*Dataset entries*:

┌────────

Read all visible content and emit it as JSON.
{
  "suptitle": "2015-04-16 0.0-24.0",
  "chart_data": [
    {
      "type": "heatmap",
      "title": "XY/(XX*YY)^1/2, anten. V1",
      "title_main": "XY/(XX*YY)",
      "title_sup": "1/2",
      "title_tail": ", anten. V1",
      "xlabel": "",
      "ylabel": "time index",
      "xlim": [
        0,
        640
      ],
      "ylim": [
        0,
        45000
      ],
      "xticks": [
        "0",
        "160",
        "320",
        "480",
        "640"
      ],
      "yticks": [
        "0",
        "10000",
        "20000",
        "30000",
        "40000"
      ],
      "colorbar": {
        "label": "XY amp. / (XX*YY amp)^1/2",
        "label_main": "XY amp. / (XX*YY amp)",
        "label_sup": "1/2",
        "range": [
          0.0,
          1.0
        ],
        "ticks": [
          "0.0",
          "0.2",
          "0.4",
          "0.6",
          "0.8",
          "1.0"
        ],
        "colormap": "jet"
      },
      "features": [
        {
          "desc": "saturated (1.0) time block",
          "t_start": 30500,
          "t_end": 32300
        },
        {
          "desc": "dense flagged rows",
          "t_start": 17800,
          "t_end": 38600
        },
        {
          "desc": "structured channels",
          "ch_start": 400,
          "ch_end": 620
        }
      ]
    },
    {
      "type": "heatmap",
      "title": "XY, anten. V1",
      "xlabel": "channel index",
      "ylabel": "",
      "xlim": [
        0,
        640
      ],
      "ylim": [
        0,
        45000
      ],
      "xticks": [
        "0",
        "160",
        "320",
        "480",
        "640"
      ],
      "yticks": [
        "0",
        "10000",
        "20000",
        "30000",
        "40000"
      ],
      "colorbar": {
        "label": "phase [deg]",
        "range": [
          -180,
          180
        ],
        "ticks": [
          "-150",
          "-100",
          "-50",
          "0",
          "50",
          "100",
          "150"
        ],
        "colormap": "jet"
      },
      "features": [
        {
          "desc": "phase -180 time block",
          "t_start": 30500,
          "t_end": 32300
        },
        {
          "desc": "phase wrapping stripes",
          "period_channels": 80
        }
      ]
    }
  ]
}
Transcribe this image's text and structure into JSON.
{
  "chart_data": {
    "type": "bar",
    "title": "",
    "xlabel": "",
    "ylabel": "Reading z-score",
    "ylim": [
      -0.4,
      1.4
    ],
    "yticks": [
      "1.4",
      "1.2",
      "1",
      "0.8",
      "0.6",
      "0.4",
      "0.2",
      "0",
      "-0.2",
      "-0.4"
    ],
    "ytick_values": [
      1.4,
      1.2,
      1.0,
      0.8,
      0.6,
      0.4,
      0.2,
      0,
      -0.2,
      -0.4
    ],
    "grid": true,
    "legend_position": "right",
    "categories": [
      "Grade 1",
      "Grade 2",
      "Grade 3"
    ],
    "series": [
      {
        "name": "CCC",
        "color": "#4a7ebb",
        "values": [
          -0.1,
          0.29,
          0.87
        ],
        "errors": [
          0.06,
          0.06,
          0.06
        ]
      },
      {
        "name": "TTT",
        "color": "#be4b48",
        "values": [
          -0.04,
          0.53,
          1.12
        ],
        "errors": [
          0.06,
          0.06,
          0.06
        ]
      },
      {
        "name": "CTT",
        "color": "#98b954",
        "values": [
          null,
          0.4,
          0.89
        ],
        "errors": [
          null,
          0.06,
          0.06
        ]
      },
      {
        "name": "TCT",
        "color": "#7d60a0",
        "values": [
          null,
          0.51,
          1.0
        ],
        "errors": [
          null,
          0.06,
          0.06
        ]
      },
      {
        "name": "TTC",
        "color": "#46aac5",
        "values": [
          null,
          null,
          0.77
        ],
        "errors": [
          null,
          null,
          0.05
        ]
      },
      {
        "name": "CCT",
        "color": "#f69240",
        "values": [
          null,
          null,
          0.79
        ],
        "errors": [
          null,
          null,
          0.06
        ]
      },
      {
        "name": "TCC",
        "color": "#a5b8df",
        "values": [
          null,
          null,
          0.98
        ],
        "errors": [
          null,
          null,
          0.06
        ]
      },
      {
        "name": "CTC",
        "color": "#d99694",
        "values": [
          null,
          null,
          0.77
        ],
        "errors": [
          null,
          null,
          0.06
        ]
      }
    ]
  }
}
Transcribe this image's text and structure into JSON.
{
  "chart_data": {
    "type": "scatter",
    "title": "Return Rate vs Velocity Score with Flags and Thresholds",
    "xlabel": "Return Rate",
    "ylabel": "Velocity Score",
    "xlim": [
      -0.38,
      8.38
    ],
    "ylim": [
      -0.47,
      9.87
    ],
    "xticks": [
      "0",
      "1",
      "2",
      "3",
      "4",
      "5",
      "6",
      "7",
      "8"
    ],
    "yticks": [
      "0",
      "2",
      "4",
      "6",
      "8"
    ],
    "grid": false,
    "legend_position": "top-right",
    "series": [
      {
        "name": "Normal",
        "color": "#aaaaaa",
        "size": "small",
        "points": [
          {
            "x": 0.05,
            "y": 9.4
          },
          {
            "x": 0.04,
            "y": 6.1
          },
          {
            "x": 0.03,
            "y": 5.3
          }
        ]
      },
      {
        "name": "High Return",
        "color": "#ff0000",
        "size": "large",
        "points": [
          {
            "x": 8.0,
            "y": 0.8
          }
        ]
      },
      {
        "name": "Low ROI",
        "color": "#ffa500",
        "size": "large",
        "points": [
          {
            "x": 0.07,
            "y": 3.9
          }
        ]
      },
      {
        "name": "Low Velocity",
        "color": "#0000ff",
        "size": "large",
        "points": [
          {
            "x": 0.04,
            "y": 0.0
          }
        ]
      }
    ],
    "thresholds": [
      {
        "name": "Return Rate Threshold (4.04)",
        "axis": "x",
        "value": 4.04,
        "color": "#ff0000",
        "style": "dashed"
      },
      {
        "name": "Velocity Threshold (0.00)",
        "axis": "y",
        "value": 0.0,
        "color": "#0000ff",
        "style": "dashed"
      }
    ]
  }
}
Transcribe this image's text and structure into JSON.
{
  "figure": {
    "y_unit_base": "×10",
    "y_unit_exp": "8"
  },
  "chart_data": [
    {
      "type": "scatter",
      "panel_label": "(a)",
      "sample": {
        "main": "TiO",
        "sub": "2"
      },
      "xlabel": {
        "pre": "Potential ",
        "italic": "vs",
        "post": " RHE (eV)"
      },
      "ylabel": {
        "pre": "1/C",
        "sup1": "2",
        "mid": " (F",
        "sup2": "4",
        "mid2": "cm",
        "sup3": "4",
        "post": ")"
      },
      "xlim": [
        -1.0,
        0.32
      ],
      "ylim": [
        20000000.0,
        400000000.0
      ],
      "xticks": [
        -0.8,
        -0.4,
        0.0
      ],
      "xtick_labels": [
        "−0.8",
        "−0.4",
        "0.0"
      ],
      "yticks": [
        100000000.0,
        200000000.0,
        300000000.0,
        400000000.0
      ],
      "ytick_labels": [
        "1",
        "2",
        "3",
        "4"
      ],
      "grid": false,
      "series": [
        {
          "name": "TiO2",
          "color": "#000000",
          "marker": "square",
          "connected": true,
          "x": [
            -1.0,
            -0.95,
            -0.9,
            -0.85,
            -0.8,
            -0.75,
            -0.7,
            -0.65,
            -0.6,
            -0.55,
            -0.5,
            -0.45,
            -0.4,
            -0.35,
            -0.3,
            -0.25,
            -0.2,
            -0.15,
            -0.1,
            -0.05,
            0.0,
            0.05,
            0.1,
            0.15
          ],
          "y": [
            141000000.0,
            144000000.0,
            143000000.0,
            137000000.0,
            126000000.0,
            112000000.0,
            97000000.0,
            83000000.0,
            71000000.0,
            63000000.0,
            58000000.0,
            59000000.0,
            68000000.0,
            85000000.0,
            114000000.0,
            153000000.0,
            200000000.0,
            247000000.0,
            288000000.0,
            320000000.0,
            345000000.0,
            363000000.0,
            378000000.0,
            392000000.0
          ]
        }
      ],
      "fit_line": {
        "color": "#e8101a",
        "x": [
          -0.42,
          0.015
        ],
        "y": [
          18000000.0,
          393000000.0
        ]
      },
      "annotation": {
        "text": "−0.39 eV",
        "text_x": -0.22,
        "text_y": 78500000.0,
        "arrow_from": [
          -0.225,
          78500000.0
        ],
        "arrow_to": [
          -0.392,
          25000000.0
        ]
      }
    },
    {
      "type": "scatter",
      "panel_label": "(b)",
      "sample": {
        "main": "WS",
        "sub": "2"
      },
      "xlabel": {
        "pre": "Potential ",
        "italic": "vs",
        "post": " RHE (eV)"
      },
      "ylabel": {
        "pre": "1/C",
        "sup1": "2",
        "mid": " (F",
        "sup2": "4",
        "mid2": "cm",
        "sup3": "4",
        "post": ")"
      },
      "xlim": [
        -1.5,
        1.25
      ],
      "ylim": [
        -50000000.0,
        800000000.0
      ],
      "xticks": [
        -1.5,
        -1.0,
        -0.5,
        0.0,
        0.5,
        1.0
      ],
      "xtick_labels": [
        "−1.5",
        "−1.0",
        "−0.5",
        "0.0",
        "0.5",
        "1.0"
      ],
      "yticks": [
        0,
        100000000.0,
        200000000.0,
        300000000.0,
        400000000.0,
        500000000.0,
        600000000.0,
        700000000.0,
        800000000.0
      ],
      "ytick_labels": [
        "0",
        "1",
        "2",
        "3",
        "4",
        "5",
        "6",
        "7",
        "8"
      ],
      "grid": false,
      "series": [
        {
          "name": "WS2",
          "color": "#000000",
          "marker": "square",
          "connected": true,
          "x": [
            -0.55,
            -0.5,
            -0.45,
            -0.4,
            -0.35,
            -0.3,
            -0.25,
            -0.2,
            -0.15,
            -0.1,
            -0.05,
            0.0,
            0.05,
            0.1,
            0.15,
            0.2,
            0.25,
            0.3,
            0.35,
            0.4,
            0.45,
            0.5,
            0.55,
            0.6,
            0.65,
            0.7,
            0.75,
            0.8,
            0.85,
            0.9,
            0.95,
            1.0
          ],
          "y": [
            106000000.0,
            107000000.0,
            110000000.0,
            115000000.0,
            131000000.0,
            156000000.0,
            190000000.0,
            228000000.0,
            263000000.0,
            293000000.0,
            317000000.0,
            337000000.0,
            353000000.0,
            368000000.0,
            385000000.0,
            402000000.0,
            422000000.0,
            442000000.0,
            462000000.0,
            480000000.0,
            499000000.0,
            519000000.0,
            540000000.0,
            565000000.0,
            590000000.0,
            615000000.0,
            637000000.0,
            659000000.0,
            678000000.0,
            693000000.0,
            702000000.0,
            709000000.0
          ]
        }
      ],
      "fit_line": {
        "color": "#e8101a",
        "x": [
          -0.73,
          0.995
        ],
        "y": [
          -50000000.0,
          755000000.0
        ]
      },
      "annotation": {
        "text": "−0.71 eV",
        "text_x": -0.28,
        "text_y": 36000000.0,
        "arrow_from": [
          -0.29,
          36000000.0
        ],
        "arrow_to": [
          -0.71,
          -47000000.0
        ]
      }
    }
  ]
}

└────────

*Required task*: For the entries above, count the lines that contain the string "Velocity", and state that number without further comment.

*Answer below*: 4